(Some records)
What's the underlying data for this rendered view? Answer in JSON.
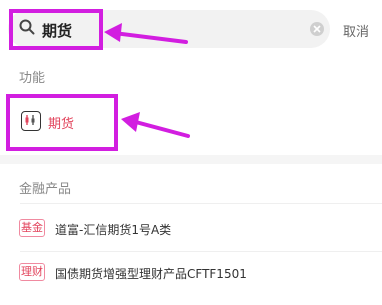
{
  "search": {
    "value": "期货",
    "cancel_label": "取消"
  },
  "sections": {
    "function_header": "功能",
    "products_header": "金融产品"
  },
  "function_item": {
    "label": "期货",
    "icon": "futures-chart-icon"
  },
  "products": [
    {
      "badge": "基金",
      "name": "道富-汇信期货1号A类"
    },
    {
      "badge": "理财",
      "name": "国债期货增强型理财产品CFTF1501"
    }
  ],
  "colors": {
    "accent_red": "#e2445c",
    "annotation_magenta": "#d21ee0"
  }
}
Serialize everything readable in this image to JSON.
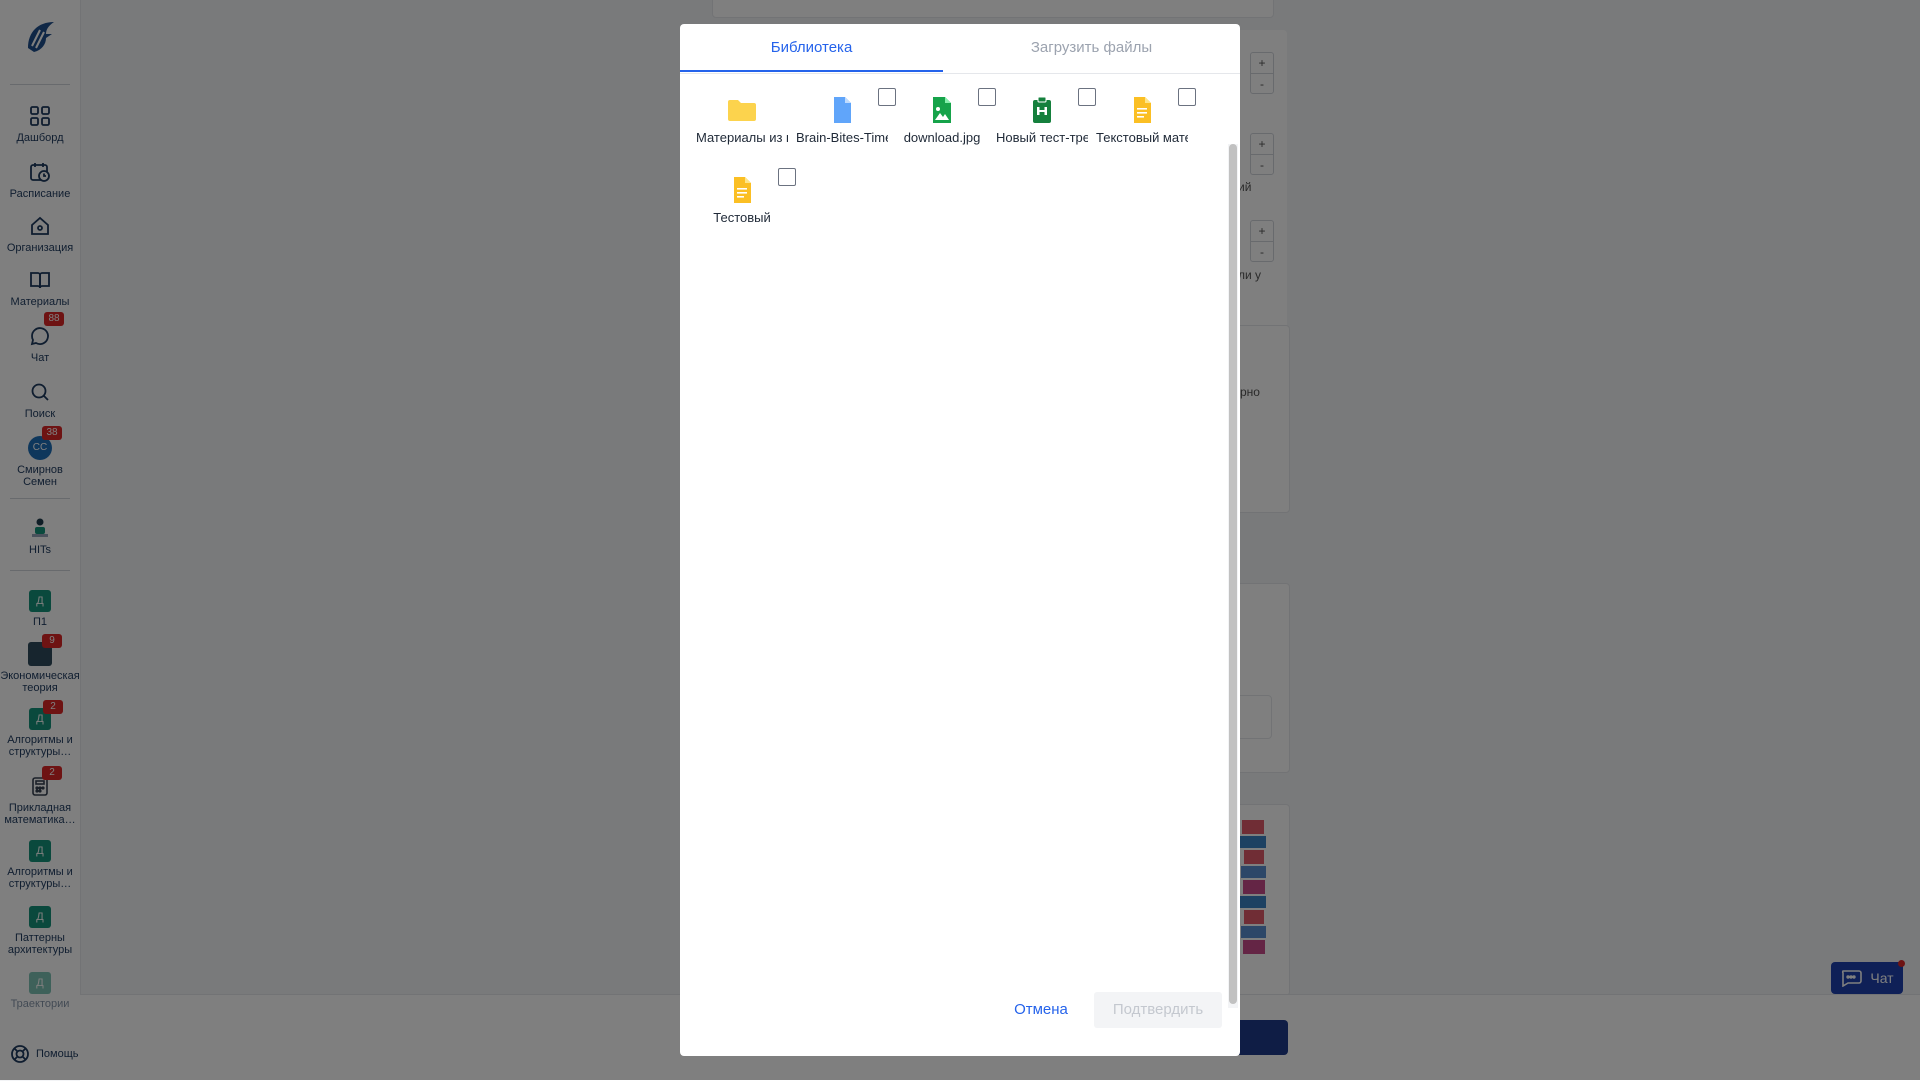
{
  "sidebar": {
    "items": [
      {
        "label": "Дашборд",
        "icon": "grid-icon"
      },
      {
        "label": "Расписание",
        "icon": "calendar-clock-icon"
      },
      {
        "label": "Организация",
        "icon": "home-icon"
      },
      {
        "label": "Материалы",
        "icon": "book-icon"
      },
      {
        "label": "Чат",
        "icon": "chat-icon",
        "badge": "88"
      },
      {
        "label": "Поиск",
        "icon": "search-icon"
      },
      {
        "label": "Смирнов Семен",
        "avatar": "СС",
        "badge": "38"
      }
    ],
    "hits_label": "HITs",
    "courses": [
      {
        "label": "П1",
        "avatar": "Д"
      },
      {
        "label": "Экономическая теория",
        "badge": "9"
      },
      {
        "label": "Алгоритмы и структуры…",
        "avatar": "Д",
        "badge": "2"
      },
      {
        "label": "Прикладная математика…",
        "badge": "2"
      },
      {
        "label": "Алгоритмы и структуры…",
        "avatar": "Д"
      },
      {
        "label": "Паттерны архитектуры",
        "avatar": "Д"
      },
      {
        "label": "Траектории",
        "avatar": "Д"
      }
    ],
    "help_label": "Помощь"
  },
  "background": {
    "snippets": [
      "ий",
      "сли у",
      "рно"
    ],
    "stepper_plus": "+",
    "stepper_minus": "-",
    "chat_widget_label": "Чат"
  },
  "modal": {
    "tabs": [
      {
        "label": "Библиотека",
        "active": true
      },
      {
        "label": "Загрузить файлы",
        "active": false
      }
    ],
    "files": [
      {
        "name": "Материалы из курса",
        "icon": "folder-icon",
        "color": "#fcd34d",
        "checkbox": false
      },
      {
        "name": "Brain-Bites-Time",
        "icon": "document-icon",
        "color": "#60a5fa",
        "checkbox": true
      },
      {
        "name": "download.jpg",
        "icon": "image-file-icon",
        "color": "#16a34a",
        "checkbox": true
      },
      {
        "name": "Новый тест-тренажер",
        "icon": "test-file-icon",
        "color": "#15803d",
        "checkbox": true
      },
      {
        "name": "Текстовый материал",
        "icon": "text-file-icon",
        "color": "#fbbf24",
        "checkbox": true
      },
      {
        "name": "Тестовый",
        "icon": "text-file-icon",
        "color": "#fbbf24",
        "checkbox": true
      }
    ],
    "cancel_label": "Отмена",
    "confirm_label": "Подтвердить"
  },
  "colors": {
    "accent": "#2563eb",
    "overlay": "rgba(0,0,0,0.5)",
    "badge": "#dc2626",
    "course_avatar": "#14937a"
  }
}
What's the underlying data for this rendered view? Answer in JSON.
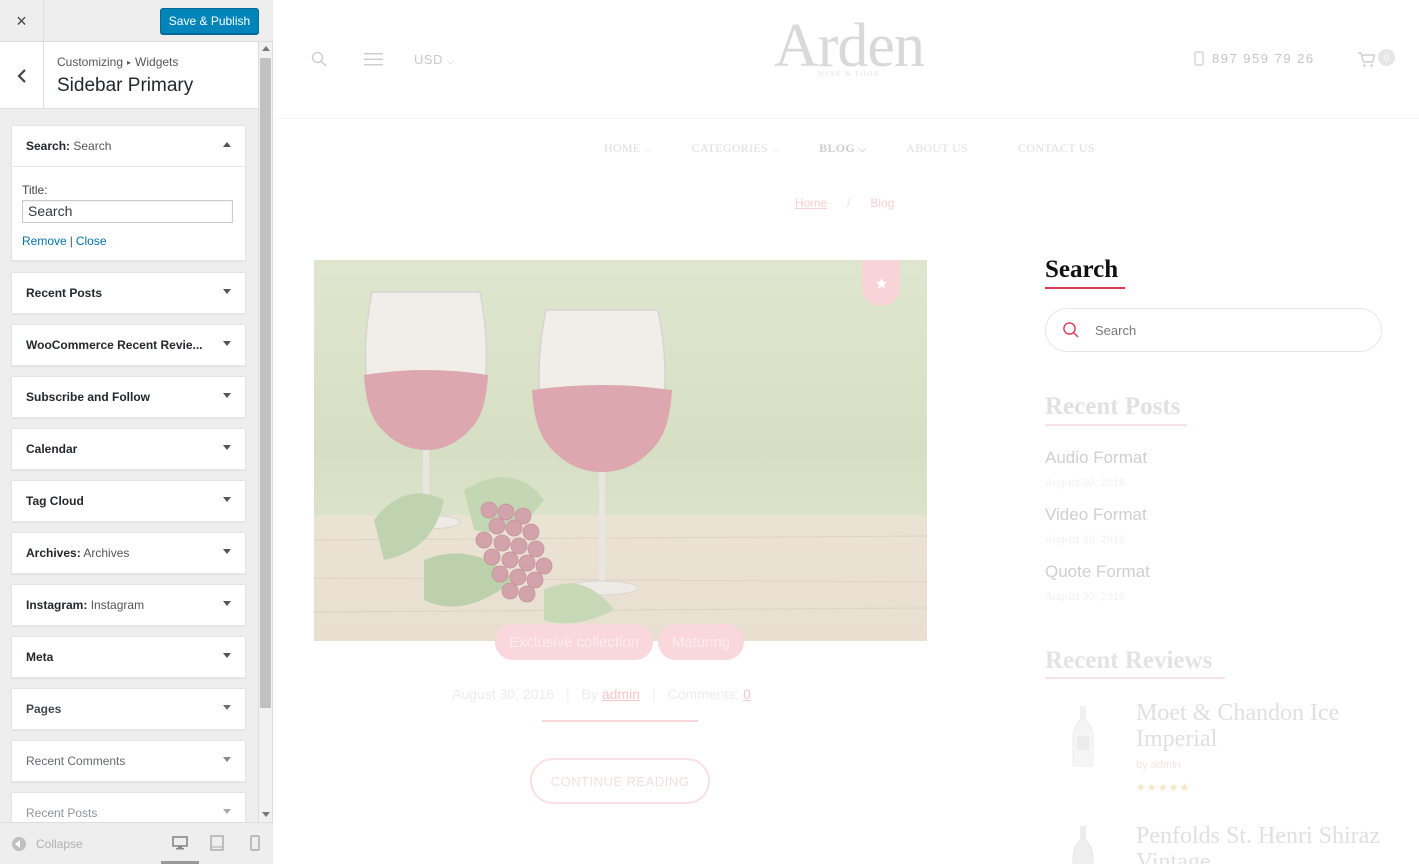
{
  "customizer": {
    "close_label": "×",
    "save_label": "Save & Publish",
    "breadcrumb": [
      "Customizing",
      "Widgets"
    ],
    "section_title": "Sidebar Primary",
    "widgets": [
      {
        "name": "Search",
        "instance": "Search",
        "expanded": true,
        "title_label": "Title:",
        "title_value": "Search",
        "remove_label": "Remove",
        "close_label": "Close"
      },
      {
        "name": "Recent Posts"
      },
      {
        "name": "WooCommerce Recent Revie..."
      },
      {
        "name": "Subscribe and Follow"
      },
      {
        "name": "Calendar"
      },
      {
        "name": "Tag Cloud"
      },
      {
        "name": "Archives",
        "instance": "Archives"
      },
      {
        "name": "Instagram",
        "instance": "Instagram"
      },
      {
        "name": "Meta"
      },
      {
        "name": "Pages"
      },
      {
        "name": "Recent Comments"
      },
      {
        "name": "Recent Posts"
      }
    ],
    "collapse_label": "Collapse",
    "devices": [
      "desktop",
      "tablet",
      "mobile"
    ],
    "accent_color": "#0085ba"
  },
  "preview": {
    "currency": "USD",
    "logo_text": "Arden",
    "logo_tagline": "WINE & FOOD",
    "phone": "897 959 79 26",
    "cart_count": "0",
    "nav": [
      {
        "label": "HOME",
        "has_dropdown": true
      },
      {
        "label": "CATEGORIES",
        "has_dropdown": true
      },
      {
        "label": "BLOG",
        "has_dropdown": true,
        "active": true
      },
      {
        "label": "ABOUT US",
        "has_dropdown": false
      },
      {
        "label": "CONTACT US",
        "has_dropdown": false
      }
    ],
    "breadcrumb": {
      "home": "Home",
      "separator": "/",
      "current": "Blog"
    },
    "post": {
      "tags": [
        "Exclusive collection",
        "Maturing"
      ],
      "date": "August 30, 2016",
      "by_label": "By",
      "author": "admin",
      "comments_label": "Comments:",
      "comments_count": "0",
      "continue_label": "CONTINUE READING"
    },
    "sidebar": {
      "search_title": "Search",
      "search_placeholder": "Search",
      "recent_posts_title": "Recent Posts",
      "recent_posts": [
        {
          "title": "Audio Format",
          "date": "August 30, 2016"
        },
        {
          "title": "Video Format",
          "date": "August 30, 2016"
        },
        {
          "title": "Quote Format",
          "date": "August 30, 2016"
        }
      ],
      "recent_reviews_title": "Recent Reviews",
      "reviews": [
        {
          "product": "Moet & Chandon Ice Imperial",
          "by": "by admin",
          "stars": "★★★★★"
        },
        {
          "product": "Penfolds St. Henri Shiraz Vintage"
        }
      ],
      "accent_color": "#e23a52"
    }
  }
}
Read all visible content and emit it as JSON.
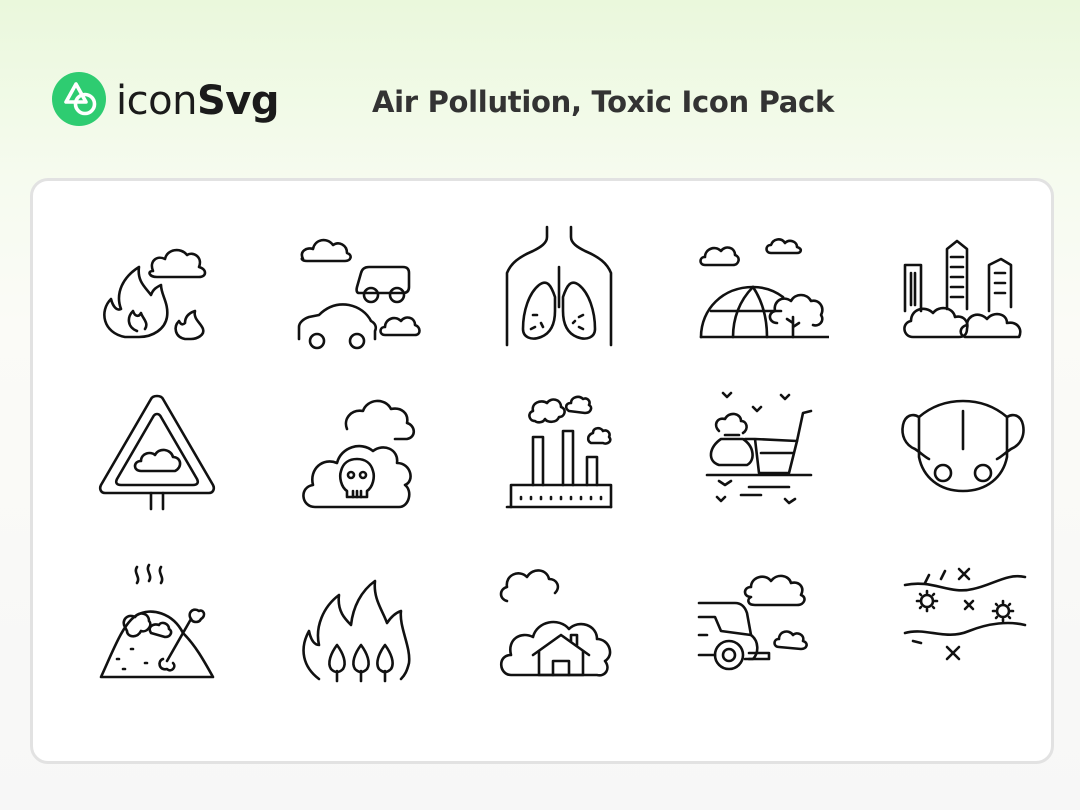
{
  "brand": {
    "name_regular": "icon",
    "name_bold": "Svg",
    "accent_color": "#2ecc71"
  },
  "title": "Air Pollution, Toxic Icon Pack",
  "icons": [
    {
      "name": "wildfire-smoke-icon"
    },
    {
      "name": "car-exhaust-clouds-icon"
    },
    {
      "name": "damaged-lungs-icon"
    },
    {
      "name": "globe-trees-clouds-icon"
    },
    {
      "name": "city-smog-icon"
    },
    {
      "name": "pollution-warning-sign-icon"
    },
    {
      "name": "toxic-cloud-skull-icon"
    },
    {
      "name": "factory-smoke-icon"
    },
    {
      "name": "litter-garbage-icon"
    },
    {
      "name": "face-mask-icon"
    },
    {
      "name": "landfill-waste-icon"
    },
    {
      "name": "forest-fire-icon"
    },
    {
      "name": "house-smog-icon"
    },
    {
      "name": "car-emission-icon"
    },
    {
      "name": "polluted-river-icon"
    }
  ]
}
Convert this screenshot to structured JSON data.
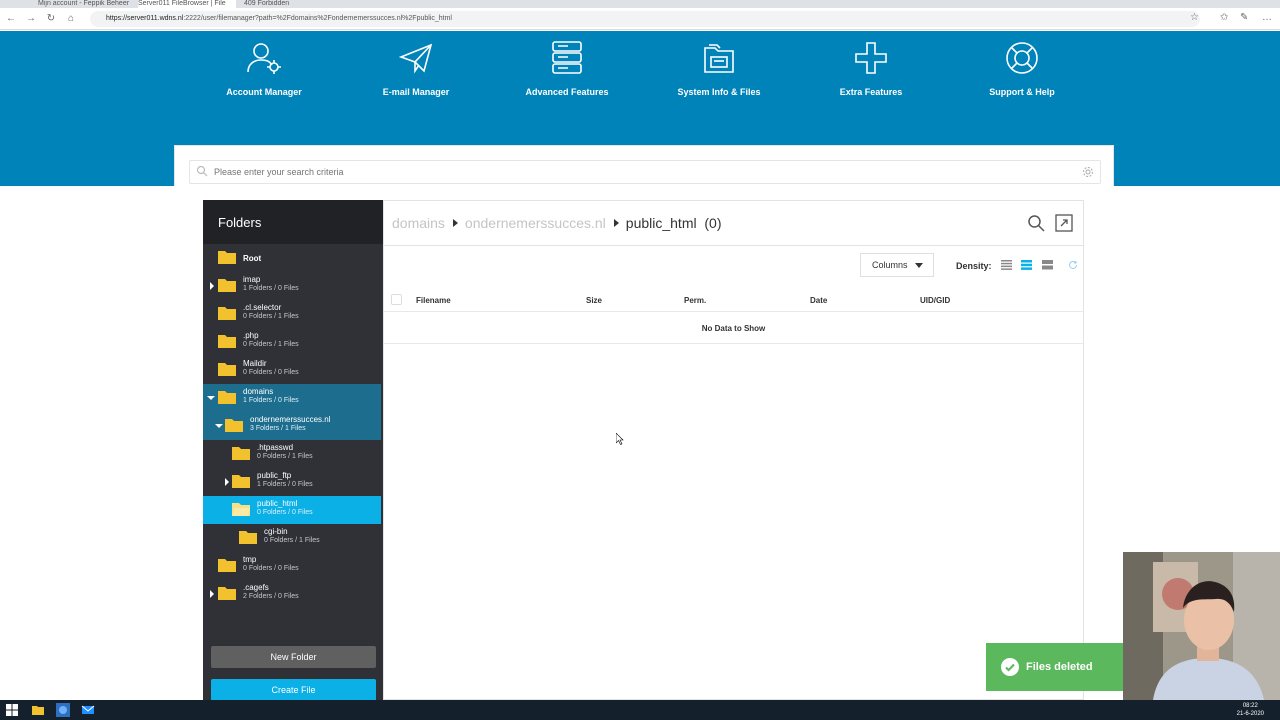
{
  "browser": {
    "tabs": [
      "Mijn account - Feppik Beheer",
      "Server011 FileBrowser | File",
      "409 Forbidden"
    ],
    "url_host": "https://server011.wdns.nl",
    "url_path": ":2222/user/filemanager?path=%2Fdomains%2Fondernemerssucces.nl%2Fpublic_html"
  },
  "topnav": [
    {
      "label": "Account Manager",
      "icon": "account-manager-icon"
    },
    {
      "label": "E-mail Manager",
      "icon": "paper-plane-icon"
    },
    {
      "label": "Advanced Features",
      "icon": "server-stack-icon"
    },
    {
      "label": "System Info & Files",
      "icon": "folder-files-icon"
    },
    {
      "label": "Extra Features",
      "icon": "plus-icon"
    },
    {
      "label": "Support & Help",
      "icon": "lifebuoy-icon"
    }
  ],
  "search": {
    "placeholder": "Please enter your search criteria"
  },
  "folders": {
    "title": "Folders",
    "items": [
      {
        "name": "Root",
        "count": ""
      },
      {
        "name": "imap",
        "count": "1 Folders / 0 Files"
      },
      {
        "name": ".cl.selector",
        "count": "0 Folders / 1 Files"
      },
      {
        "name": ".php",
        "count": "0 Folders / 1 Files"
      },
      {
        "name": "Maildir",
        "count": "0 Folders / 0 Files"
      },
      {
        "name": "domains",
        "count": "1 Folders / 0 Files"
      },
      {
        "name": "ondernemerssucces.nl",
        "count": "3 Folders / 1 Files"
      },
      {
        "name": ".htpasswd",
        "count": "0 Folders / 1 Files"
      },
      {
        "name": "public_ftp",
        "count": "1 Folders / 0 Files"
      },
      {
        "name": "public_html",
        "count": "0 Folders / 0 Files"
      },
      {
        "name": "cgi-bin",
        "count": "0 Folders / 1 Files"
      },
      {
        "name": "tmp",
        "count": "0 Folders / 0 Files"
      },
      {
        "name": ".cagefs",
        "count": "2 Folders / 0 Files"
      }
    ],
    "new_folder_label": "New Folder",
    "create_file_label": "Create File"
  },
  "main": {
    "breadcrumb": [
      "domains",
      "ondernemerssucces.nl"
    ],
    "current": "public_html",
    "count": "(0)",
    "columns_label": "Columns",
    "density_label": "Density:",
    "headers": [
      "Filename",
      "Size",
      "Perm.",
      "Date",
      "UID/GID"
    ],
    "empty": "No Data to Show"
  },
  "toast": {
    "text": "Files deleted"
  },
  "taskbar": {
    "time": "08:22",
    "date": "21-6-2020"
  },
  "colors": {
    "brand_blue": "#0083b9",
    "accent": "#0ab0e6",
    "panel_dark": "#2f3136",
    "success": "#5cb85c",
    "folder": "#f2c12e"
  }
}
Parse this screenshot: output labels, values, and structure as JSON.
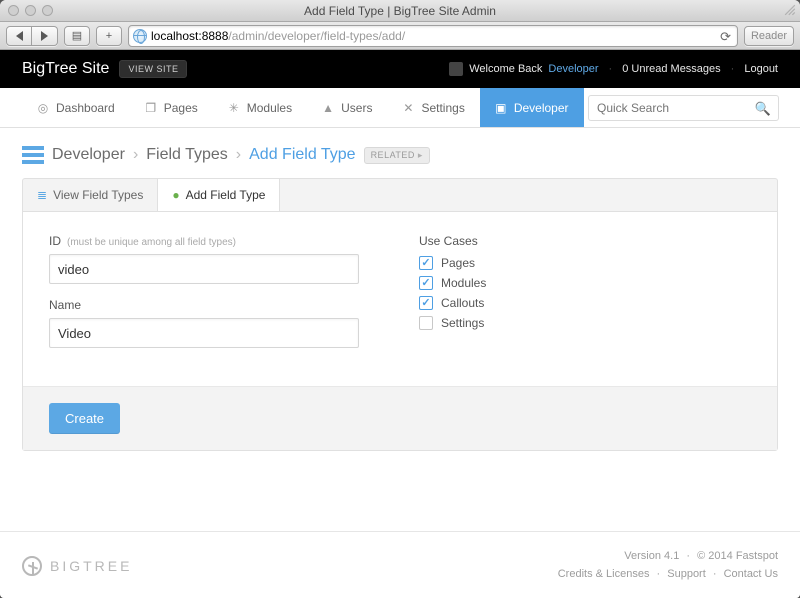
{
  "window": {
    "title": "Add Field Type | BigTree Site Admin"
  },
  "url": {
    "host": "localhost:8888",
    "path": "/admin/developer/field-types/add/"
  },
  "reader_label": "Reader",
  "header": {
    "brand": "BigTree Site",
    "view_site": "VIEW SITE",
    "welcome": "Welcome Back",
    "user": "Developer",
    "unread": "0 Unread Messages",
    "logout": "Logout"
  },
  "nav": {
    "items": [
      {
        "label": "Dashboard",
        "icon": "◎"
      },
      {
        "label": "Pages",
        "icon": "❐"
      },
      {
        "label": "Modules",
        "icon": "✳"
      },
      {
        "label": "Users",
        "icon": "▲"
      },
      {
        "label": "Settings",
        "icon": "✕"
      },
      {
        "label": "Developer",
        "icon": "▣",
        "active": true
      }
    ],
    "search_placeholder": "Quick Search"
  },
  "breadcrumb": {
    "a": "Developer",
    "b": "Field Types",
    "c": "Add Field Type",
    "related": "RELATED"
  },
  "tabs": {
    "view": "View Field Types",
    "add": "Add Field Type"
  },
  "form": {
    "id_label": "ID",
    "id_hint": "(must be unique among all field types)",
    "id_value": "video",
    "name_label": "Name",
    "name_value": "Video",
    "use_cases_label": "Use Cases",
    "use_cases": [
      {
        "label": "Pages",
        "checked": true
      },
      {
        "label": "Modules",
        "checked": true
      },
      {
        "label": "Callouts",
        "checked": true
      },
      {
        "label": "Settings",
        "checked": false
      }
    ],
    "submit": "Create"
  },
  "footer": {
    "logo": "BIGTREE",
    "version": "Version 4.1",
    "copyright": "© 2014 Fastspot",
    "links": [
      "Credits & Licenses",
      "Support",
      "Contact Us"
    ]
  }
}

*DESCRIPTION OF THE TASK:* From the entries, report each line that includes the word "smoke".

*ANSWER TO THE PROBLEM:*
      "name": "wildfire-smoke-icon"
      "name": "factory-smoke-icon"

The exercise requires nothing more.